Yazılı görev 1 -
İzmir metnine göre aşağıdaki soruları yanıtla:
(a) Metnin başındaki söz kime ait?
(b) İzmir, Türkiye'nin kaçıncı büyük şehri olarak geçiyor?
(c) İlker Nalbant hangi yıllarda Kocaeli Tabip Odası başkanlığı yapmış?

Alıntı metin -
+ + + + +

“Kapalı kapı yoktur, yanlış anahtar vardır.”
Mevlana
İzmir denilince akla hemen Çeşme-Urla- Bergama gibi tarihi ve doğal güzellikleri fazla olan ilçeleri akla gelmektedir. Halbuki 5 milyona yakın nüfusu ile Türkiye’nin üçüncü büyük şehri olan İzmir merkezinin de gezilip görülecek pek çok yeri vardır.
Bir davete katılımımız vesilesi ile gittiğimiz bu şehrin merkezini de gezmeyi düşündüm. Davet 1982de benim gibi mecburi hizmet gereği İzmit SSK Hastanesine Ankara Numune Hastanesinden gelmiş olan KBB uzmanı İlker Nalbant’dandı .Eşi Meliha Nalbant Kuruçeşme Eczanesini kurup o mahallemizde sağlık hizmeti vermişti. Çocuklarımızla birlikte güzel hatıralarımızın olduğu Nalbant ailesinin büyük oğulları Kutay’ın düğününe davetliydik. Dr.İlker Nalbant gerek hastanedeki, gerekse Fethiye Caddesindeki muayenehanesinde yaptığı hekimliği ile o yıllarda sevilen ve aranılan birisi olmuştur. Hastaları ve meslektaşları arasında da güvenilir bir isimdi. 1990-1992 yıllarında Kocaeli Tabip Odası başkanlığı yapmıştır.1992 sonrası ailevi mecburiyetler sebebi ile İzmir’e gidip yerleşmişlerdir. Orada da mesleğinde güzel işlere imza atmış, özellikle o yıllarda yeni başlayan endoskopik cerrahi uygulamaları ile aranılan hekimlerden olmuştur.

+ + + + +

Yazılı görev 2 -
Listedeki satırları "Sıra" ve "Satır" sütunlu bir Markdown tablosu olarak düzenle. "- im-bins-header: Start" içeren satırdan başla, "- help-message-box[interactable]: Specify" içeren satırdan sonra dur. İki uç satır da tabloya girsin, boş satırlar alınmasın.

+ + + + +

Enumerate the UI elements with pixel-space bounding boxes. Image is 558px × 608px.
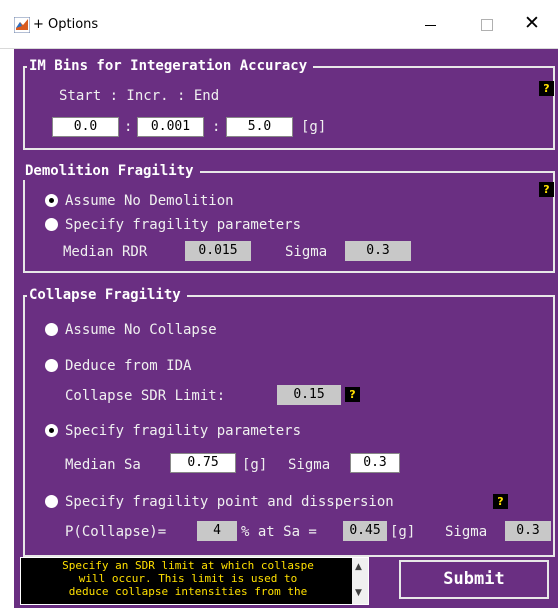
- im-bins-header: Start : Incr. : End: [59, 88, 220, 104]
- median-sa-unit: [g]: [242, 457, 268, 473]
- im-bins-panel: IM Bins for Integeration Accuracy Start …: [23, 57, 555, 150]
- close-icon: ✕: [524, 12, 540, 34]
- label-no-collapse: Assume No Collapse: [65, 322, 217, 338]
- radio-demolition-specify[interactable]: [45, 218, 58, 231]
- im-bins-title: IM Bins for Integeration Accuracy: [27, 57, 314, 75]
- label-collapse-specify: Specify fragility parameters: [65, 423, 302, 439]
- minimize-icon: [425, 25, 436, 26]
- close-button[interactable]: ✕: [512, 8, 558, 40]
- radio-collapse-specify[interactable]: [45, 424, 58, 437]
- scroll-down-icon[interactable]: ▼: [355, 588, 362, 598]
- im-bins-help-icon[interactable]: ?: [539, 81, 554, 96]
- start-input[interactable]: 0.0: [52, 117, 119, 137]
- radio-fragility-point[interactable]: [45, 495, 58, 508]
- matlab-app-icon: [14, 17, 30, 33]
- title-bar: + Options ✕: [0, 0, 558, 49]
- radio-no-collapse[interactable]: [45, 323, 58, 336]
- submit-button[interactable]: Submit: [399, 560, 549, 599]
- help-message-box[interactable]: Specify an SDR limit at which collaspe w…: [20, 557, 369, 605]
- collapse-fragility-panel: Collapse Fragility Assume No Collapse De…: [23, 286, 555, 557]
- collapse-sdr-label: Collapse SDR Limit:: [65, 388, 226, 404]
- separator-2: :: [212, 119, 221, 135]
- im-unit-label: [g]: [301, 119, 327, 135]
- demolition-sigma-label: Sigma: [285, 244, 328, 260]
- demolition-title: Demolition Fragility: [23, 162, 200, 180]
- sa-point-input[interactable]: 0.45: [343, 521, 387, 541]
- label-deduce-ida: Deduce from IDA: [65, 358, 192, 374]
- sa-at-label: % at Sa =: [241, 524, 317, 540]
- demolition-help-icon[interactable]: ?: [539, 182, 554, 197]
- label-fragility-point: Specify fragility point and disspersion: [65, 494, 394, 510]
- radio-deduce-ida[interactable]: [45, 359, 58, 372]
- median-rdr-input[interactable]: 0.015: [185, 241, 251, 261]
- median-sa-input[interactable]: 0.75: [170, 453, 236, 473]
- median-sa-label: Median Sa: [65, 457, 141, 473]
- label-no-demolition: Assume No Demolition: [65, 193, 234, 209]
- p-collapse-input[interactable]: 4: [197, 521, 237, 541]
- demolition-sigma-input[interactable]: 0.3: [345, 241, 411, 261]
- maximize-icon: [481, 19, 493, 31]
- separator-1: :: [124, 119, 133, 135]
- radio-no-demolition[interactable]: [45, 194, 58, 207]
- minimize-button[interactable]: [408, 8, 454, 40]
- median-rdr-label: Median RDR: [63, 244, 148, 260]
- point-sigma-label: Sigma: [445, 524, 488, 540]
- end-input[interactable]: 5.0: [226, 117, 293, 137]
- fragility-point-help-icon[interactable]: ?: [493, 494, 508, 509]
- point-sigma-input[interactable]: 0.3: [505, 521, 551, 541]
- p-collapse-label: P(Collapse)=: [65, 524, 167, 540]
- window-title: + Options: [33, 17, 99, 32]
- collapse-sigma-label: Sigma: [288, 457, 331, 473]
- demolition-fragility-panel: Demolition Fragility ? Assume No Demolit…: [23, 162, 555, 273]
- maximize-button[interactable]: [464, 8, 510, 40]
- scroll-up-icon[interactable]: ▲: [355, 562, 362, 572]
- collapse-sigma-input[interactable]: 0.3: [350, 453, 400, 473]
- increment-input[interactable]: 0.001: [137, 117, 204, 137]
- label-demolition-specify: Specify fragility parameters: [65, 217, 302, 233]
- help-message-text: Specify an SDR limit at which collaspe w…: [62, 559, 314, 598]
- collapse-sdr-help-icon[interactable]: ?: [345, 387, 360, 402]
- message-scrollbar[interactable]: ▲ ▼: [352, 558, 368, 604]
- sa-point-unit: [g]: [390, 524, 416, 540]
- collapse-sdr-input[interactable]: 0.15: [277, 385, 341, 405]
- collapse-title: Collapse Fragility: [27, 286, 187, 304]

+ + + + +

Görev yanıtı 1 -
(a) Mevlana
(b) Üçüncü
(c) 1990-1992

Görev yanıtı 2 -
| Sıra | Satır |
|---|---|
| 1 | - im-bins-header: Start : Incr. : End: [59, 88, 220, 104] |
| 2 | - median-sa-unit: [g]: [242, 457, 268, 473] |
| 3 | - im-bins-panel: IM Bins for Integeration Accuracy Start …: [23, 57, 555, 150] |
| 4 | - close-icon: ✕: [524, 12, 540, 34] |
| 5 | - label-no-collapse: Assume No Collapse: [65, 322, 217, 338] |
| 6 | - radio-demolition-specify[interactable]: [45, 218, 58, 231] |
| 7 | - im-bins-title: IM Bins for Integeration Accuracy: [27, 57, 314, 75] |
| 8 | - label-collapse-specify: Specify fragility parameters: [65, 423, 302, 439] |
| 9 | - minimize-icon: [425, 25, 436, 26] |
| 10 | - close-button[interactable]: ✕: [512, 8, 558, 40] |
| 11 | - radio-collapse-specify[interactable]: [45, 424, 58, 437] |
| 12 | - scroll-down-icon[interactable]: ▼: [355, 588, 362, 598] |
| 13 | - im-bins-help-icon[interactable]: ?: [539, 81, 554, 96] |
| 14 | - start-input[interactable]: 0.0: [52, 117, 119, 137] |
| 15 | - radio-fragility-point[interactable]: [45, 495, 58, 508] |
| 16 | - matlab-app-icon: [14, 17, 30, 33] |
| 17 | - title-bar: + Options ✕: [0, 0, 558, 49] |
| 18 | - radio-no-collapse[interactable]: [45, 323, 58, 336] |
| 19 | - submit-button[interactable]: Submit: [399, 560, 549, 599] |
| 20 | - help-message-box[interactable]: Specify an SDR limit at which collaspe w…: [20, 557, 369, 605] |